■ PROBLEM REQUIREMENTS
Output the data word for word, dropping every image.

■ RECORD EXTRACTS
■ ■ ■ ■ ■ ■ ■
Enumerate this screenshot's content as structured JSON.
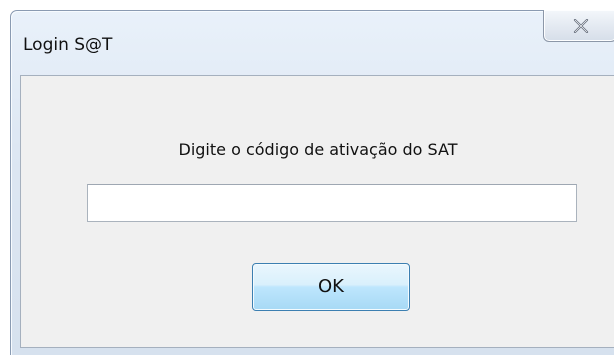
{
  "window": {
    "title": "Login S@T"
  },
  "titlebar": {
    "close_icon": "close-icon"
  },
  "form": {
    "prompt": "Digite o código de ativação do SAT",
    "activation_code": {
      "value": "",
      "placeholder": ""
    },
    "ok_label": "OK"
  },
  "colors": {
    "frame": "#dde7f3",
    "client_background": "#f0f0f0",
    "ok_button_border": "#3c7fb1",
    "ok_button_fill": "#bee6fd"
  }
}
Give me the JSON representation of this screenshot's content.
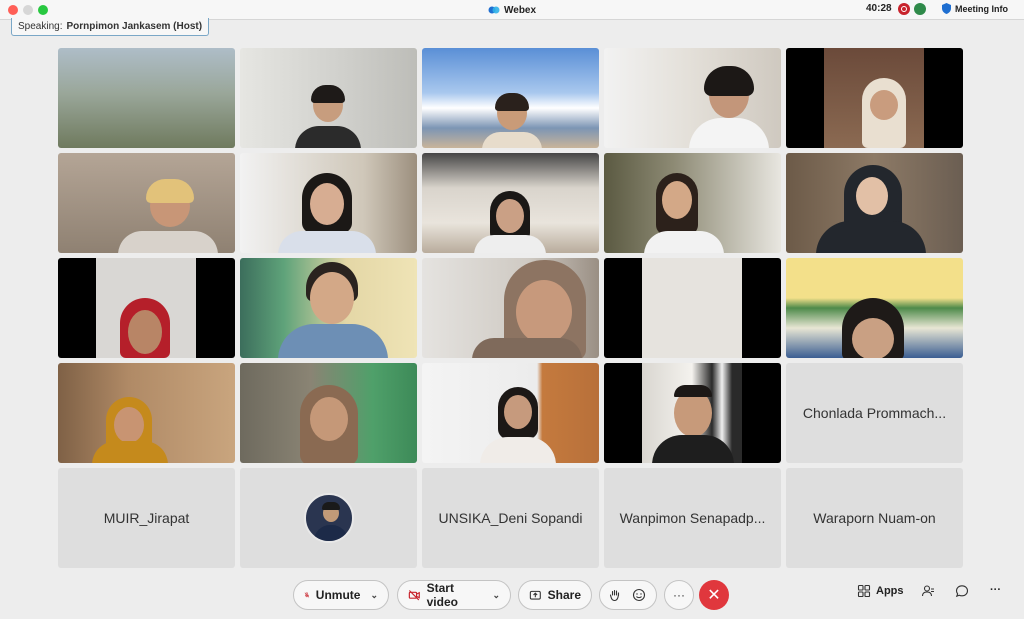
{
  "titlebar": {
    "app_name": "Webex",
    "elapsed_time": "40:28",
    "meeting_info_label": "Meeting Info"
  },
  "speaking": {
    "prefix": "Speaking:",
    "name": "Pornpimon Jankasem (Host)"
  },
  "name_tiles": {
    "r4c5": "Chonlada Prommach...",
    "r5c1": "MUIR_Jirapat",
    "r5c3": "UNSIKA_Deni Sopandi",
    "r5c4": "Wanpimon Senapadp...",
    "r5c5": "Waraporn Nuam-on"
  },
  "toolbar": {
    "unmute_label": "Unmute",
    "start_video_label": "Start video",
    "share_label": "Share",
    "more_label": "···",
    "apps_label": "Apps",
    "overflow_label": "···"
  }
}
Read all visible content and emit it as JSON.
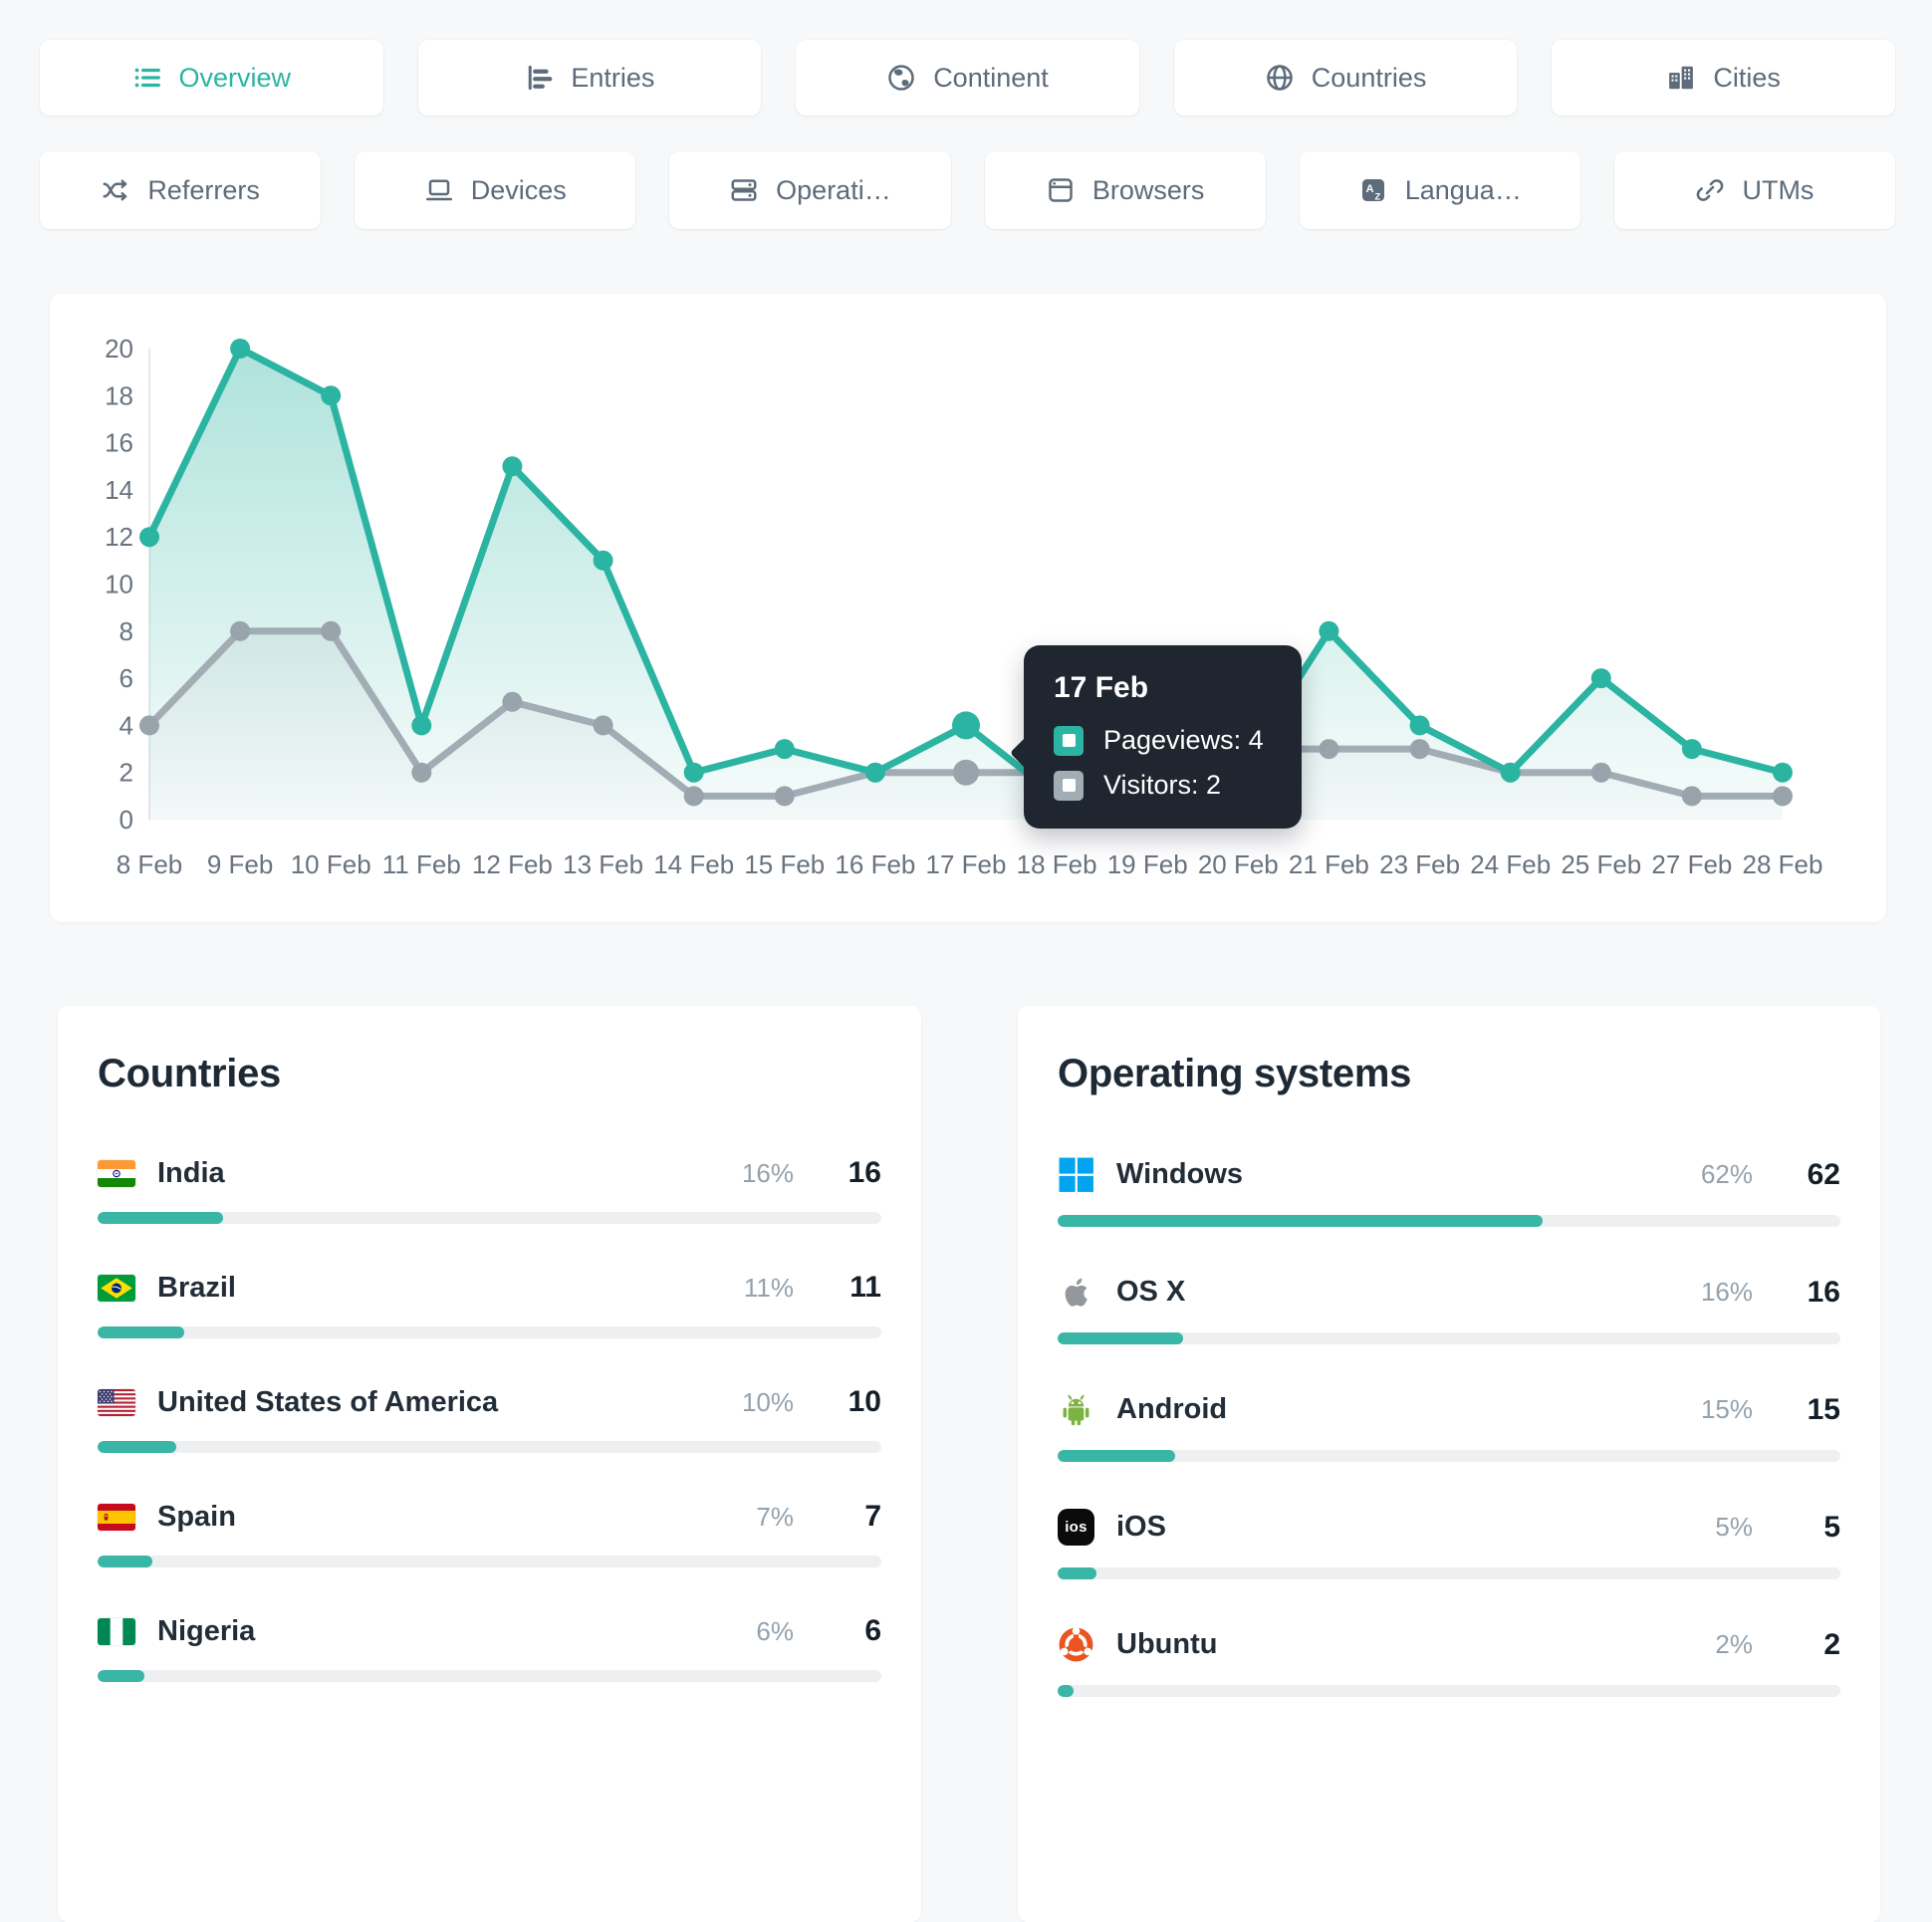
{
  "colors": {
    "accent": "#2cb4a2",
    "gray_line": "#a2acb4",
    "page_bg": "#f6f8f9",
    "tooltip_bg": "#1f2630",
    "bar_fill": "#39b6a6",
    "bar_track": "#edeff1",
    "windows_blue": "#00a4ef",
    "android_green": "#7cb342",
    "ubuntu_orange": "#e95420"
  },
  "tabs": {
    "row1": [
      {
        "label": "Overview",
        "icon": "list-icon",
        "active": true
      },
      {
        "label": "Entries",
        "icon": "entries-icon",
        "active": false
      },
      {
        "label": "Continent",
        "icon": "continent-icon",
        "active": false
      },
      {
        "label": "Countries",
        "icon": "globe-icon",
        "active": false
      },
      {
        "label": "Cities",
        "icon": "buildings-icon",
        "active": false
      }
    ],
    "row2": [
      {
        "label": "Referrers",
        "icon": "shuffle-icon",
        "active": false
      },
      {
        "label": "Devices",
        "icon": "laptop-icon",
        "active": false
      },
      {
        "label": "Operati…",
        "icon": "server-icon",
        "active": false
      },
      {
        "label": "Browsers",
        "icon": "browser-icon",
        "active": false
      },
      {
        "label": "Langua…",
        "icon": "language-icon",
        "active": false
      },
      {
        "label": "UTMs",
        "icon": "link-icon",
        "active": false
      }
    ]
  },
  "chart_data": {
    "type": "line",
    "x": [
      "8 Feb",
      "9 Feb",
      "10 Feb",
      "11 Feb",
      "12 Feb",
      "13 Feb",
      "14 Feb",
      "15 Feb",
      "16 Feb",
      "17 Feb",
      "18 Feb",
      "19 Feb",
      "20 Feb",
      "21 Feb",
      "23 Feb",
      "24 Feb",
      "25 Feb",
      "27 Feb",
      "28 Feb"
    ],
    "series": [
      {
        "name": "Pageviews",
        "color": "#2cb4a2",
        "values": [
          12,
          20,
          18,
          4,
          15,
          11,
          2,
          3,
          2,
          4,
          1,
          1,
          2,
          8,
          4,
          2,
          6,
          3,
          2
        ]
      },
      {
        "name": "Visitors",
        "color": "#a2acb4",
        "values": [
          4,
          8,
          8,
          2,
          5,
          4,
          1,
          1,
          2,
          2,
          2,
          3,
          3,
          3,
          3,
          2,
          2,
          1,
          1
        ]
      }
    ],
    "ylim": [
      0,
      20
    ],
    "ytick_step": 2,
    "grid": false,
    "legend_position": "none",
    "hover_index": 9,
    "tooltip": {
      "date": "17 Feb",
      "rows": [
        {
          "label": "Pageviews",
          "value": 4
        },
        {
          "label": "Visitors",
          "value": 2
        }
      ]
    }
  },
  "panels": {
    "countries": {
      "title": "Countries",
      "rows": [
        {
          "icon": "flag-india-icon",
          "name": "India",
          "pct": 16,
          "value": 16
        },
        {
          "icon": "flag-brazil-icon",
          "name": "Brazil",
          "pct": 11,
          "value": 11
        },
        {
          "icon": "flag-usa-icon",
          "name": "United States of America",
          "pct": 10,
          "value": 10
        },
        {
          "icon": "flag-spain-icon",
          "name": "Spain",
          "pct": 7,
          "value": 7
        },
        {
          "icon": "flag-nigeria-icon",
          "name": "Nigeria",
          "pct": 6,
          "value": 6
        }
      ]
    },
    "os": {
      "title": "Operating systems",
      "rows": [
        {
          "icon": "windows-icon",
          "name": "Windows",
          "pct": 62,
          "value": 62
        },
        {
          "icon": "apple-icon",
          "name": "OS X",
          "pct": 16,
          "value": 16
        },
        {
          "icon": "android-icon",
          "name": "Android",
          "pct": 15,
          "value": 15
        },
        {
          "icon": "ios-icon",
          "name": "iOS",
          "pct": 5,
          "value": 5
        },
        {
          "icon": "ubuntu-icon",
          "name": "Ubuntu",
          "pct": 2,
          "value": 2
        }
      ]
    }
  }
}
■ ■ ■ ■ ■ ■ ■
■ RESPONSE TO THIS TASK
Enumerate this screenshot's content as structured JSON.
{
  "window": {
    "title": "Login S@T"
  },
  "titlebar": {
    "close_icon": "close-icon"
  },
  "form": {
    "prompt": "Digite o código de ativação do SAT",
    "activation_code": {
      "value": "",
      "placeholder": ""
    },
    "ok_label": "OK"
  },
  "colors": {
    "frame": "#dde7f3",
    "client_background": "#f0f0f0",
    "ok_button_border": "#3c7fb1",
    "ok_button_fill": "#bee6fd"
  }
}
Give me the JSON representation of this screenshot's content.
{
  "titlebar": {
    "app_name": "Webex",
    "elapsed_time": "40:28",
    "meeting_info_label": "Meeting Info"
  },
  "speaking": {
    "prefix": "Speaking:",
    "name": "Pornpimon Jankasem (Host)"
  },
  "name_tiles": {
    "r4c5": "Chonlada Prommach...",
    "r5c1": "MUIR_Jirapat",
    "r5c3": "UNSIKA_Deni Sopandi",
    "r5c4": "Wanpimon Senapadp...",
    "r5c5": "Waraporn Nuam-on"
  },
  "toolbar": {
    "unmute_label": "Unmute",
    "start_video_label": "Start video",
    "share_label": "Share",
    "more_label": "···",
    "apps_label": "Apps",
    "overflow_label": "···"
  }
}
Read all visible content and emit it as JSON.
{
  "colors": {
    "accent": "#2cb4a2",
    "gray_line": "#a2acb4",
    "page_bg": "#f6f8f9",
    "tooltip_bg": "#1f2630",
    "bar_fill": "#39b6a6",
    "bar_track": "#edeff1",
    "windows_blue": "#00a4ef",
    "android_green": "#7cb342",
    "ubuntu_orange": "#e95420"
  },
  "tabs": {
    "row1": [
      {
        "label": "Overview",
        "icon": "list-icon",
        "active": true
      },
      {
        "label": "Entries",
        "icon": "entries-icon",
        "active": false
      },
      {
        "label": "Continent",
        "icon": "continent-icon",
        "active": false
      },
      {
        "label": "Countries",
        "icon": "globe-icon",
        "active": false
      },
      {
        "label": "Cities",
        "icon": "buildings-icon",
        "active": false
      }
    ],
    "row2": [
      {
        "label": "Referrers",
        "icon": "shuffle-icon",
        "active": false
      },
      {
        "label": "Devices",
        "icon": "laptop-icon",
        "active": false
      },
      {
        "label": "Operati…",
        "icon": "server-icon",
        "active": false
      },
      {
        "label": "Browsers",
        "icon": "browser-icon",
        "active": false
      },
      {
        "label": "Langua…",
        "icon": "language-icon",
        "active": false
      },
      {
        "label": "UTMs",
        "icon": "link-icon",
        "active": false
      }
    ]
  },
  "chart_data": {
    "type": "line",
    "x": [
      "8 Feb",
      "9 Feb",
      "10 Feb",
      "11 Feb",
      "12 Feb",
      "13 Feb",
      "14 Feb",
      "15 Feb",
      "16 Feb",
      "17 Feb",
      "18 Feb",
      "19 Feb",
      "20 Feb",
      "21 Feb",
      "23 Feb",
      "24 Feb",
      "25 Feb",
      "27 Feb",
      "28 Feb"
    ],
    "series": [
      {
        "name": "Pageviews",
        "color": "#2cb4a2",
        "values": [
          12,
          20,
          18,
          4,
          15,
          11,
          2,
          3,
          2,
          4,
          1,
          1,
          2,
          8,
          4,
          2,
          6,
          3,
          2
        ]
      },
      {
        "name": "Visitors",
        "color": "#a2acb4",
        "values": [
          4,
          8,
          8,
          2,
          5,
          4,
          1,
          1,
          2,
          2,
          2,
          3,
          3,
          3,
          3,
          2,
          2,
          1,
          1
        ]
      }
    ],
    "ylim": [
      0,
      20
    ],
    "ytick_step": 2,
    "grid": false,
    "legend_position": "none",
    "hover_index": 9,
    "tooltip": {
      "date": "17 Feb",
      "rows": [
        {
          "label": "Pageviews",
          "value": 4
        },
        {
          "label": "Visitors",
          "value": 2
        }
      ]
    }
  },
  "panels": {
    "countries": {
      "title": "Countries",
      "rows": [
        {
          "icon": "flag-india-icon",
          "name": "India",
          "pct": 16,
          "value": 16
        },
        {
          "icon": "flag-brazil-icon",
          "name": "Brazil",
          "pct": 11,
          "value": 11
        },
        {
          "icon": "flag-usa-icon",
          "name": "United States of America",
          "pct": 10,
          "value": 10
        },
        {
          "icon": "flag-spain-icon",
          "name": "Spain",
          "pct": 7,
          "value": 7
        },
        {
          "icon": "flag-nigeria-icon",
          "name": "Nigeria",
          "pct": 6,
          "value": 6
        }
      ]
    },
    "os": {
      "title": "Operating systems",
      "rows": [
        {
          "icon": "windows-icon",
          "name": "Windows",
          "pct": 62,
          "value": 62
        },
        {
          "icon": "apple-icon",
          "name": "OS X",
          "pct": 16,
          "value": 16
        },
        {
          "icon": "android-icon",
          "name": "Android",
          "pct": 15,
          "value": 15
        },
        {
          "icon": "ios-icon",
          "name": "iOS",
          "pct": 5,
          "value": 5
        },
        {
          "icon": "ubuntu-icon",
          "name": "Ubuntu",
          "pct": 2,
          "value": 2
        }
      ]
    }
  }
}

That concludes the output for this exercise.